Collected data:
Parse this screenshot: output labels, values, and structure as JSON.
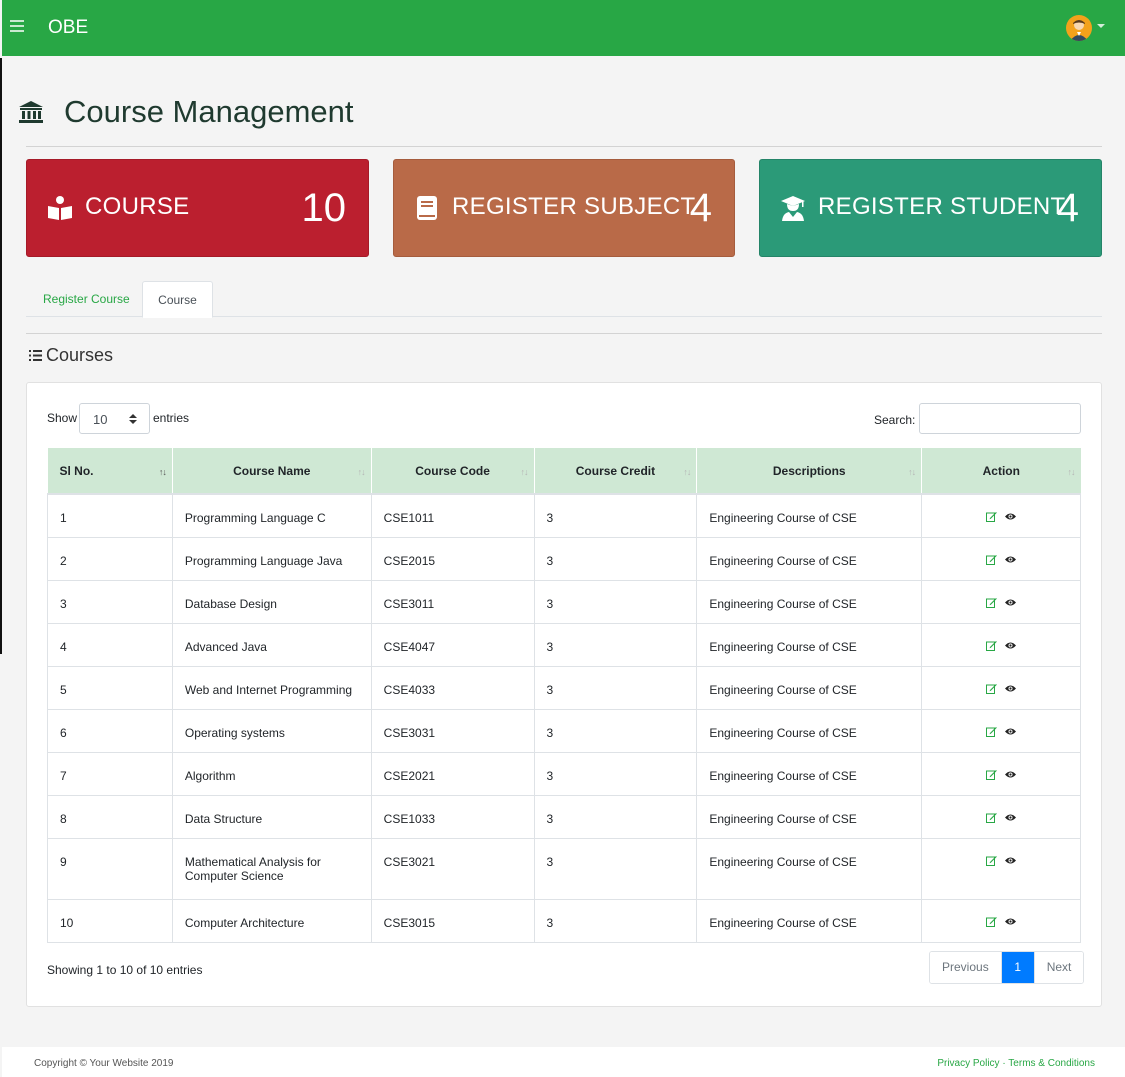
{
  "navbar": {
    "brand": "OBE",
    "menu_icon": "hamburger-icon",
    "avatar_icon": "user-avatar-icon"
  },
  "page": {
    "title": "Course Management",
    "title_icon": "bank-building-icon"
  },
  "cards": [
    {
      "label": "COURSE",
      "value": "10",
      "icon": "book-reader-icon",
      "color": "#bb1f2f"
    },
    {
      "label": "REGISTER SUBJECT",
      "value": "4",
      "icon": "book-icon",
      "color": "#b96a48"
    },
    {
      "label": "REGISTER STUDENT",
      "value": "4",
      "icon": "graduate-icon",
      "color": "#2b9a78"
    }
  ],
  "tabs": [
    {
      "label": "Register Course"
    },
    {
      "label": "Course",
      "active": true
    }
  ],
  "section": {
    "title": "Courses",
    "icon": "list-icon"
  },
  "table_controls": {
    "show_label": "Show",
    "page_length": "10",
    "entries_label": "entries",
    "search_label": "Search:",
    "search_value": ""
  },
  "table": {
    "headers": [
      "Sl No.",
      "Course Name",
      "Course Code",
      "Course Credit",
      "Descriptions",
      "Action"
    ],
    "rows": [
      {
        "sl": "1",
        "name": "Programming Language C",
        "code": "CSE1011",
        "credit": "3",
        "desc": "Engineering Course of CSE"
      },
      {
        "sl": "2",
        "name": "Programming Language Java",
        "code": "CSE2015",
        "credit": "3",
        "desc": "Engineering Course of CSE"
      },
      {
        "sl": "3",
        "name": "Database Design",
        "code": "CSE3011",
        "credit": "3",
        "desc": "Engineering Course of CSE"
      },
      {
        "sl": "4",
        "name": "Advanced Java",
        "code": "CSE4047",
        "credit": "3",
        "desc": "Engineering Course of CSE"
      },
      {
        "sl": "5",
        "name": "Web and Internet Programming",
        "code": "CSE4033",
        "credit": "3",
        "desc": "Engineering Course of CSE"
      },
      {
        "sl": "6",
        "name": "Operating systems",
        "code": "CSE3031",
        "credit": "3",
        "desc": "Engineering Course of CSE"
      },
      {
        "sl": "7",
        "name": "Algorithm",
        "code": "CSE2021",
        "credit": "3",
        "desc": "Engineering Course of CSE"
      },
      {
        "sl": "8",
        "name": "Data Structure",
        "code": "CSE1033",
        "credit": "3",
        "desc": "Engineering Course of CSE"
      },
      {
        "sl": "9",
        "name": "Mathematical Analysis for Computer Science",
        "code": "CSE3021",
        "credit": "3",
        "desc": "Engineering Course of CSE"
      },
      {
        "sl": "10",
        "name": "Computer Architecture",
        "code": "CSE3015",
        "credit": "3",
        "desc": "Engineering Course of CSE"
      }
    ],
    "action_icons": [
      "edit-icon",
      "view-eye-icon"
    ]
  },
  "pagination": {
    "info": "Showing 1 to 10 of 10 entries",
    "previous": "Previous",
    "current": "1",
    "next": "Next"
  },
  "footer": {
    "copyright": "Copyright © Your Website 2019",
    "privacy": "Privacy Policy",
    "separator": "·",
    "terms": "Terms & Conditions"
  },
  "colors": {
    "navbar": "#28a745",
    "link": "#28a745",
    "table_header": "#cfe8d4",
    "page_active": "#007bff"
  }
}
---
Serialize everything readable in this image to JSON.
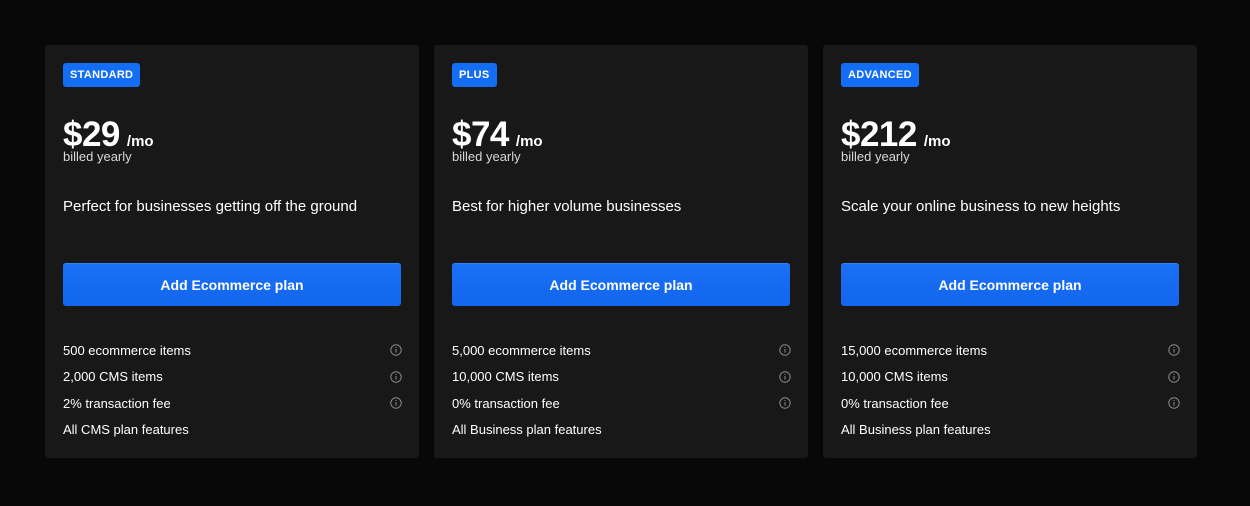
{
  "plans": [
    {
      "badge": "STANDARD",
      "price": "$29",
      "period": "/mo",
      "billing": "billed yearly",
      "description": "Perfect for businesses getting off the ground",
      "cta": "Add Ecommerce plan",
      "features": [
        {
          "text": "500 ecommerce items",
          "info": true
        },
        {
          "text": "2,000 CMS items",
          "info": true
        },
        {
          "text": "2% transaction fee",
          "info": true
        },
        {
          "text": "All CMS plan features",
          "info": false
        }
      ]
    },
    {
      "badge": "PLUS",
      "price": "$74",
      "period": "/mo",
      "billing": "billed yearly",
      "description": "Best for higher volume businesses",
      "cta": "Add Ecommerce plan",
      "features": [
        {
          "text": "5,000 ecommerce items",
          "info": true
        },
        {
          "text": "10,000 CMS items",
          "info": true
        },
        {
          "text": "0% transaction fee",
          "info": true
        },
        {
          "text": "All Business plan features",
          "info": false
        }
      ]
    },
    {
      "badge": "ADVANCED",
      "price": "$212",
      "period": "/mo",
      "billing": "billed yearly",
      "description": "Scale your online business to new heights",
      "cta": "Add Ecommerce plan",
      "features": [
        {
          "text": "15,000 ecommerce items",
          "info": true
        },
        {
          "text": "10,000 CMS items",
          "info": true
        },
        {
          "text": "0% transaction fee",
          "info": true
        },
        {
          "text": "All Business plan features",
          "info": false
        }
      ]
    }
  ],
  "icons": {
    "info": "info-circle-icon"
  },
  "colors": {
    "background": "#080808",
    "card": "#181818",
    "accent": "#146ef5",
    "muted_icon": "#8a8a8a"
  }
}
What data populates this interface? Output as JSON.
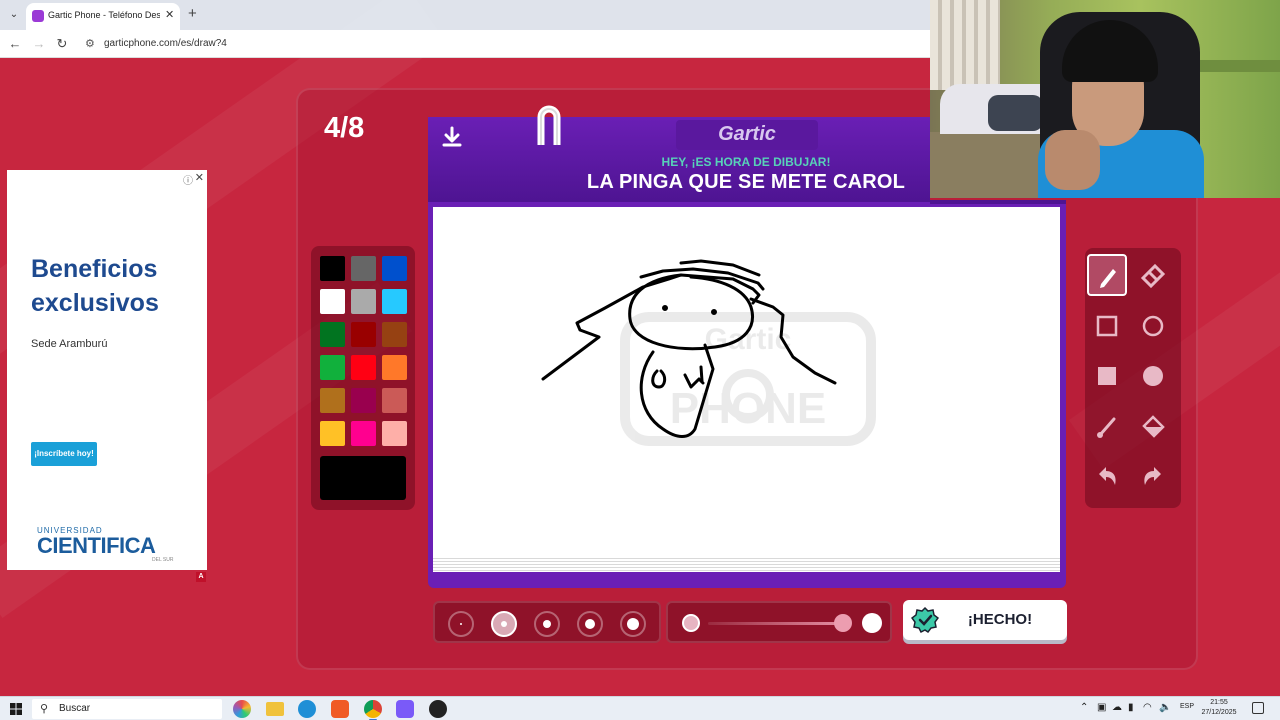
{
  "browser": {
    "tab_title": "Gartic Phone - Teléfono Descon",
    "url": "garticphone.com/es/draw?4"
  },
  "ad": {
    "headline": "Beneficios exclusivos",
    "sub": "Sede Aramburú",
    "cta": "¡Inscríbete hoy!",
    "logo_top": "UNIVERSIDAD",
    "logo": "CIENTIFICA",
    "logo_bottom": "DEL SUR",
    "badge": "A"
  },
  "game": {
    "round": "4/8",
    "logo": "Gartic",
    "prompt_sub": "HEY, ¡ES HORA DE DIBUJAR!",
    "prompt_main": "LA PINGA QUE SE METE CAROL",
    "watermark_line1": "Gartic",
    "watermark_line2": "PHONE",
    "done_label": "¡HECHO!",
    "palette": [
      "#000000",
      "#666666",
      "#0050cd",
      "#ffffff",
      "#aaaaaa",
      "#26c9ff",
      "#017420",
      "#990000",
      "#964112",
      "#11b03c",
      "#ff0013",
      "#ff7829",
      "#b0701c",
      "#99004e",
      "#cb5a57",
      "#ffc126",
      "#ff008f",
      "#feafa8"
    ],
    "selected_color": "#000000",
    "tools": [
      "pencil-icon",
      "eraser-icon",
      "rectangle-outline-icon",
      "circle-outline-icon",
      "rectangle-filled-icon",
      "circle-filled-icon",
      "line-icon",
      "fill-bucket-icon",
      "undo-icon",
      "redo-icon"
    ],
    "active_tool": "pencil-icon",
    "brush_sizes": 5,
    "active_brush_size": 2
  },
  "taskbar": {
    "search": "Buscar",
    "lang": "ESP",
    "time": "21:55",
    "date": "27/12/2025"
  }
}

• [Stated exercise]: Which lines contain the word "Programming"? Copy each one.

• [Final result]:
        "name": "Programming Language C",
        "name": "Programming Language Java",
        "name": "Web and Internet Programming",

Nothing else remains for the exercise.